• Descrição da tarefa: Reproduza do extrato do texto o trecho que começa nas palavras "2) Como é Jurisprudência" e termina após "RPCPM e JMMM.".

2) Como é Jurisprudência há muito unânime e pacífica, a fundamentação do ato administrativo deve ser clara, suficiente, congruente e contextual.
3) Esta fundamentação obrigatória pode consistir em motivação própria ou motivação ”per relationem”, consistindo esta na remissão expressa para anteriores informações, pareceres ou propostas.
4) A deliberação punitiva em causa contendo unicamente o seguinte texto:
“Assunto: aplicação de sanção disciplinar aos trabalhadores RPCPM e JMMM.
Em votação por escrutínio secreto, aprovado com 7 votos a favor e 6 votos contra.
Reunião privada, de 13 de Março de 2012.”
Não possui qualquer fundamentação, quer própria, quer por remissão.
5) Nem, sequer, QUAL a pena disciplinar, em concreto que foi decidida, tendo o representado do recorrente tomado conhecimento unicamente pelo teor do ofício que lhe foi enviado.
6) Ao assim não ter entendido e decidido o douto Acórdão recorrido padece de vício de erro de julgamento, com violação dos arts. 124º e 125º do CPA e 268º, 3 de CRP.
Nestes termos, e acima de tudo pelo que Vossas Excelências não deixarão, por certo, de suprir, deve o presente recurso merecer provimento e, em consequência, o douto Acórdão recorrido revogado, e a presente ação julgada procedente, como é de Justiça.”
O Recurso Jurisdicional apresentado veio a ser admitido por despacho de 24 de Janeiro de 2014 (Cfr. fls. 173 Procº físico).

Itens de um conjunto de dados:
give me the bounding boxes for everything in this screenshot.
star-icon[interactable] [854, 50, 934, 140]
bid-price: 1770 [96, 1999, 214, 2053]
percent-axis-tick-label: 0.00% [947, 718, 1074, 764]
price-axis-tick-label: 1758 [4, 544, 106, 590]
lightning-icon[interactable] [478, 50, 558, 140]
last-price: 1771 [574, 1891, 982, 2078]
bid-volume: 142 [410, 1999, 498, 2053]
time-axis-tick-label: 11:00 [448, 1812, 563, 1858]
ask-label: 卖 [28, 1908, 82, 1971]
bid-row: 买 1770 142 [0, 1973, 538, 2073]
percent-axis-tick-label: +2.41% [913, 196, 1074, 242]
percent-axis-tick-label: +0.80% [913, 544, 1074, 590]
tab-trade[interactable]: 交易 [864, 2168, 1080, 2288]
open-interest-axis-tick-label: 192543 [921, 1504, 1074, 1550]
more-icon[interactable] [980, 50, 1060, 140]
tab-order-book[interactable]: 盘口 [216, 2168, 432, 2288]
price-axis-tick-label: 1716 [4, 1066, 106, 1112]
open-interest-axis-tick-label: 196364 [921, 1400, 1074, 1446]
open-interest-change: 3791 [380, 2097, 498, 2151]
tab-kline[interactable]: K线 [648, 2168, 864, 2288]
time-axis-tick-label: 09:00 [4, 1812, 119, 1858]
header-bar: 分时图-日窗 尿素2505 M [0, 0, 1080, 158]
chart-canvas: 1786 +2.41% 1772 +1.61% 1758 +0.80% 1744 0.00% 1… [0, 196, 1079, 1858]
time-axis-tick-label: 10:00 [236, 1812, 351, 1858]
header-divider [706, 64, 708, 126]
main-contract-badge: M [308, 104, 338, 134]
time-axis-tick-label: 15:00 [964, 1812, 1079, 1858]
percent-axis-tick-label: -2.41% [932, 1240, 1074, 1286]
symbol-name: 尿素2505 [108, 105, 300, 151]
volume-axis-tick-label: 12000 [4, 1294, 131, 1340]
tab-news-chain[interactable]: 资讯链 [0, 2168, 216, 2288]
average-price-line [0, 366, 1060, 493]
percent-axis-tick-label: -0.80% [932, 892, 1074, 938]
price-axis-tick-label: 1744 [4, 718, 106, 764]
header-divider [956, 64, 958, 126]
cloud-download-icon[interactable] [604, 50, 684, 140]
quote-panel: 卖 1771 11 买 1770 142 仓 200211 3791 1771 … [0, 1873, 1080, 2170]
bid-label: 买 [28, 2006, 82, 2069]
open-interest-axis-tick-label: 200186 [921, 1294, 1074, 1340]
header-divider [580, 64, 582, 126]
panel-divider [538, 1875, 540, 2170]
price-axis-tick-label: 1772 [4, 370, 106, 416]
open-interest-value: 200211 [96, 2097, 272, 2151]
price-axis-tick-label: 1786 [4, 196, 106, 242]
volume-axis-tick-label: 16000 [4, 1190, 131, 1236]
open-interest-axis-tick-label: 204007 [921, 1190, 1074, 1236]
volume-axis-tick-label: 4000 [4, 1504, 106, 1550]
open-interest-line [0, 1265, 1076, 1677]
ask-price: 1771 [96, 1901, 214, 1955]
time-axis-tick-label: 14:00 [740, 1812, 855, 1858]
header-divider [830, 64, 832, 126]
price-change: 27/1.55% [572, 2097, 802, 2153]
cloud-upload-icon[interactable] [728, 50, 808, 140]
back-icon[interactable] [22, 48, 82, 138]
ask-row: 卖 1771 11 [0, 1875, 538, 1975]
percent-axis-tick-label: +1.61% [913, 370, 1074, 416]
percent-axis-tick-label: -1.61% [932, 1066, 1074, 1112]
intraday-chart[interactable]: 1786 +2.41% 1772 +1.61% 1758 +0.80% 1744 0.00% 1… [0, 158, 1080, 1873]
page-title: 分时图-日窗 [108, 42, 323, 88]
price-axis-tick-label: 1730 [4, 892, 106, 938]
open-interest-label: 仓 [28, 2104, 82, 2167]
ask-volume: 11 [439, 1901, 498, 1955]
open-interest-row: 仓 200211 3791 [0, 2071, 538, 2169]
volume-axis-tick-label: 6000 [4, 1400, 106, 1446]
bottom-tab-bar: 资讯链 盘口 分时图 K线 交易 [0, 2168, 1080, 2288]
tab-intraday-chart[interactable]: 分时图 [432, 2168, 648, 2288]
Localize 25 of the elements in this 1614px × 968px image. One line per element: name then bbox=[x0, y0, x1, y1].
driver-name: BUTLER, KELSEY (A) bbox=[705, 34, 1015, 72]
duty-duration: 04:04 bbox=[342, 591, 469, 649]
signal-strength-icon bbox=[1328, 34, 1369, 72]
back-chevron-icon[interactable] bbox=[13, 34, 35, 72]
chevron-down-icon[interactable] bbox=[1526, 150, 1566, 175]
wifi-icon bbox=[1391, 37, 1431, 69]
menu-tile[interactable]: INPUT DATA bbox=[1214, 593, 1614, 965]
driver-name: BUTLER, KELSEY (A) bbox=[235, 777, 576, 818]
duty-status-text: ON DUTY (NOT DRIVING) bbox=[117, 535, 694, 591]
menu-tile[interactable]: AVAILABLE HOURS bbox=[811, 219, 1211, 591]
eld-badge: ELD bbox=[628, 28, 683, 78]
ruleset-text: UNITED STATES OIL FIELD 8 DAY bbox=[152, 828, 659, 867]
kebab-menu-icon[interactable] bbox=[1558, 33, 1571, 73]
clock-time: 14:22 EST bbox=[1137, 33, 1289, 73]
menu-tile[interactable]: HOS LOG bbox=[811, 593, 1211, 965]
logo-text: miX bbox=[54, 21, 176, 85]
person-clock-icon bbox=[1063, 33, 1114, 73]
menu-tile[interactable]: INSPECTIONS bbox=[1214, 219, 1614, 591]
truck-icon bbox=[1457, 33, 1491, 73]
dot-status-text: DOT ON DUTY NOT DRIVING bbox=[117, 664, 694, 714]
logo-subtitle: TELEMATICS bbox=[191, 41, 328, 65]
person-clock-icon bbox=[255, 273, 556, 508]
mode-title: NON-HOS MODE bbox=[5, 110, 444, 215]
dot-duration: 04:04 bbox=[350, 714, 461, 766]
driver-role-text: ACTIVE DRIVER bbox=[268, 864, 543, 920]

• Em resposta:
2) Como é Jurisprudência há muito unânime e pacífica, a fundamentação do ato administrativo deve ser clara, suficiente, congruente e contextual.
3) Esta fundamentação obrigatória pode consistir em motivação própria ou motivação ”per relationem”, consistindo esta na remissão expressa para anteriores informações, pareceres ou propostas.
4) A deliberação punitiva em causa contendo unicamente o seguinte texto:
“Assunto: aplicação de sanção disciplinar aos trabalhadores RPCPM e JMMM.